WRITTEN TASK | Set down every record once more, exactly as given.

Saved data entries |

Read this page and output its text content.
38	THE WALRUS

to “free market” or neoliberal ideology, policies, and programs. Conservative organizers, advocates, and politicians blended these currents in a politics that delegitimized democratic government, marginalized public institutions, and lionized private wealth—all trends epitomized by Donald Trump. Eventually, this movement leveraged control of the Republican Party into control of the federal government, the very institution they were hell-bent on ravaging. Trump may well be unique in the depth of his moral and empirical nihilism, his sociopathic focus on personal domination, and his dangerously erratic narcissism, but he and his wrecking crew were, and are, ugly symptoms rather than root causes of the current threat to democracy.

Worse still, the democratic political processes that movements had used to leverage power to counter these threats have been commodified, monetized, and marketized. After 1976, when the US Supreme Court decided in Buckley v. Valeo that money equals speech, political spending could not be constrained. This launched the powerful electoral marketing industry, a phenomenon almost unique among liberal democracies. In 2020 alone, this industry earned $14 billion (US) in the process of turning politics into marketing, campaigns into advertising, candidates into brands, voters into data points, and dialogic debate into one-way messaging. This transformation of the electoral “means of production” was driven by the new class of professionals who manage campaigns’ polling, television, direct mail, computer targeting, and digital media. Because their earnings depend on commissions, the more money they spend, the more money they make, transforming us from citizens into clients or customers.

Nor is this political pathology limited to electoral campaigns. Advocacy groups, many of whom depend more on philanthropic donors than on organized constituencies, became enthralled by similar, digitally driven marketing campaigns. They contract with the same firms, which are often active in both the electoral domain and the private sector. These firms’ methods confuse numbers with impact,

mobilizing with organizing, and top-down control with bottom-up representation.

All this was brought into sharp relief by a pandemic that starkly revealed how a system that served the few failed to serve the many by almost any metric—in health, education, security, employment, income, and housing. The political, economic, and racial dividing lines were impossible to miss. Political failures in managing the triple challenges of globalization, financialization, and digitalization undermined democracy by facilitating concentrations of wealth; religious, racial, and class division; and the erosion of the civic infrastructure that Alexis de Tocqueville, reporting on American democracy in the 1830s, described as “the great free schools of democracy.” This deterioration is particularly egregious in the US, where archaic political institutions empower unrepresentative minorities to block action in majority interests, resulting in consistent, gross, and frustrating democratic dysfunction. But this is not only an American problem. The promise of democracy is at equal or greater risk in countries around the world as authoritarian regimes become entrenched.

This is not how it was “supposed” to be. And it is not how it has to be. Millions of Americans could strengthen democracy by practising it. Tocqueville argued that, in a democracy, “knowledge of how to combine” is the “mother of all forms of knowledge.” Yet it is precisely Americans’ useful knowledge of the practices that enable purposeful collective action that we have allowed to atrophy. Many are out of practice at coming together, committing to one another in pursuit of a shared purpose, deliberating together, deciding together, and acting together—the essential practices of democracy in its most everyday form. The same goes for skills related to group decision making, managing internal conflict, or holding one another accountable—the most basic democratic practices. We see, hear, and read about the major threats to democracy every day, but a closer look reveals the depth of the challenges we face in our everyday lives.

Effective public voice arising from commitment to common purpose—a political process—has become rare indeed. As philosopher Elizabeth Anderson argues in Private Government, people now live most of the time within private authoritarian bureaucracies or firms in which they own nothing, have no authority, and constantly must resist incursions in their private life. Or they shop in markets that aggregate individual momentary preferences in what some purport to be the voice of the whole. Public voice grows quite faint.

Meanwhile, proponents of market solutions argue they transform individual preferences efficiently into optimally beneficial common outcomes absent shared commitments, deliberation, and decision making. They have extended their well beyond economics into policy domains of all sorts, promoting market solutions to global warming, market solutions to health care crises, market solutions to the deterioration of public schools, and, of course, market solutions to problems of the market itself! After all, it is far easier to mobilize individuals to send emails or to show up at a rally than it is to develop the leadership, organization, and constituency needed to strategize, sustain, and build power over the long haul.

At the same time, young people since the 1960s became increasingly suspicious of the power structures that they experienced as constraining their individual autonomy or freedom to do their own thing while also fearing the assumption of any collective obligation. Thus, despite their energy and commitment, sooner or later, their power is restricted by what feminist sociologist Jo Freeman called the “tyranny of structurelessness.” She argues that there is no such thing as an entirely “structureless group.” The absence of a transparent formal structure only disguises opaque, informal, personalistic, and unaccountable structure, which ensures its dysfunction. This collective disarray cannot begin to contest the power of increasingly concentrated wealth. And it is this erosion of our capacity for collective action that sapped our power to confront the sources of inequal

TASK RESULT |
Read this page and output its text content.
38	THE WALRUS

to “free market” or neoliberal ideology, policies, and programs. Conservative organizers, advocates, and politicians blended these currents in a politics that delegitimized democratic government, marginalized public institutions, and lionized private wealth—all trends epitomized by Donald Trump. Eventually, this movement leveraged control of the Republican Party into control of the federal government, the very institution they were hell-bent on ravaging. Trump may well be unique in the depth of his moral and empirical nihilism, his sociopathic focus on personal domination, and his dangerously erratic narcissism, but he and his wrecking crew were, and are, ugly symptoms rather than root causes of the current threat to democracy.

Worse still, the democratic political processes that movements had used to leverage power to counter these threats have been commodified, monetized, and marketized. After 1976, when the US Supreme Court decided in Buckley v. Valeo that money equals speech, political spending could not be constrained. This launched the powerful electoral marketing industry, a phenomenon almost unique among liberal democracies. In 2020 alone, this industry earned $14 billion (US) in the process of turning politics into marketing, campaigns into advertising, candidates into brands, voters into data points, and dialogic debate into one-way messaging. This transformation of the electoral “means of production” was driven by the new class of professionals who manage campaigns’ polling, television, direct mail, computer targeting, and digital media. Because their earnings depend on commissions, the more money they spend, the more money they make, transforming us from citizens into clients or customers.

Nor is this political pathology limited to electoral campaigns. Advocacy groups, many of whom depend more on philanthropic donors than on organized constituencies, became enthralled by similar, digitally driven marketing campaigns. They contract with the same firms, which are often active in both the electoral domain and the private sector. These firms’ methods confuse numbers with impact,

mobilizing with organizing, and top-down control with bottom-up representation.

All this was brought into sharp relief by a pandemic that starkly revealed how a system that served the few failed to serve the many by almost any metric—in health, education, security, employment, income, and housing. The political, economic, and racial dividing lines were impossible to miss. Political failures in managing the triple challenges of globalization, financialization, and digitalization undermined democracy by facilitating concentrations of wealth; religious, racial, and class division; and the erosion of the civic infrastructure that Alexis de Tocqueville, reporting on American democracy in the 1830s, described as “the great free schools of democracy.” This deterioration is particularly egregious in the US, where archaic political institutions empower unrepresentative minorities to block action in majority interests, resulting in consistent, gross, and frustrating democratic dysfunction. But this is not only an American problem. The promise of democracy is at equal or greater risk in countries around the world as authoritarian regimes become entrenched.

This is not how it was “supposed” to be. And it is not how it has to be. Millions of Americans could strengthen democracy by practising it. Tocqueville argued that, in a democracy, “knowledge of how to combine” is the “mother of all forms of knowledge.” Yet it is precisely Americans’ useful knowledge of the practices that enable purposeful collective action that we have allowed to atrophy. Many are out of practice at coming together, committing to one another in pursuit of a shared purpose, deliberating together, deciding together, and acting together—the essential practices of democracy in its most everyday form. The same goes for skills related to group decision making, managing internal conflict, or holding one another accountable—the most basic democratic practices. We see, hear, and read about the major threats to democracy every day, but a closer look reveals the depth of the challenges we face in our everyday lives.

Effective public voice arising from commitment to common purpose—a political process—has become rare indeed. As philosopher Elizabeth Anderson argues in Private Government, people now live most of the time within private authoritarian bureaucracies or firms in which they own nothing, have no authority, and constantly must resist incursions in their private life. Or they shop in markets that aggregate individual momentary preferences in what some purport to be the voice of the whole. Public voice grows quite faint.

Meanwhile, proponents of market solutions argue they transform individual preferences efficiently into optimally beneficial common outcomes absent shared commitments, deliberation, and decision making. They have extended their well beyond economics into policy domains of all sorts, promoting market solutions to global warming, market solutions to health care crises, market solutions to the deterioration of public schools, and, of course, market solutions to problems of the market itself! After all, it is far easier to mobilize individuals to send emails or to show up at a rally than it is to develop the leadership, organization, and constituency needed to strategize, sustain, and build power over the long haul.

At the same time, young people since the 1960s became increasingly suspicious of the power structures that they experienced as constraining their individual autonomy or freedom to do their own thing while also fearing the assumption of any collective obligation. Thus, despite their energy and commitment, sooner or later, their power is restricted by what feminist sociologist Jo Freeman called the “tyranny of structurelessness.” She argues that there is no such thing as an entirely “structureless group.” The absence of a transparent formal structure only disguises opaque, informal, personalistic, and unaccountable structure, which ensures its dysfunction. This collective disarray cannot begin to contest the power of increasingly concentrated wealth. And it is this erosion of our capacity for collective action that sapped our power to confront the sources of inequal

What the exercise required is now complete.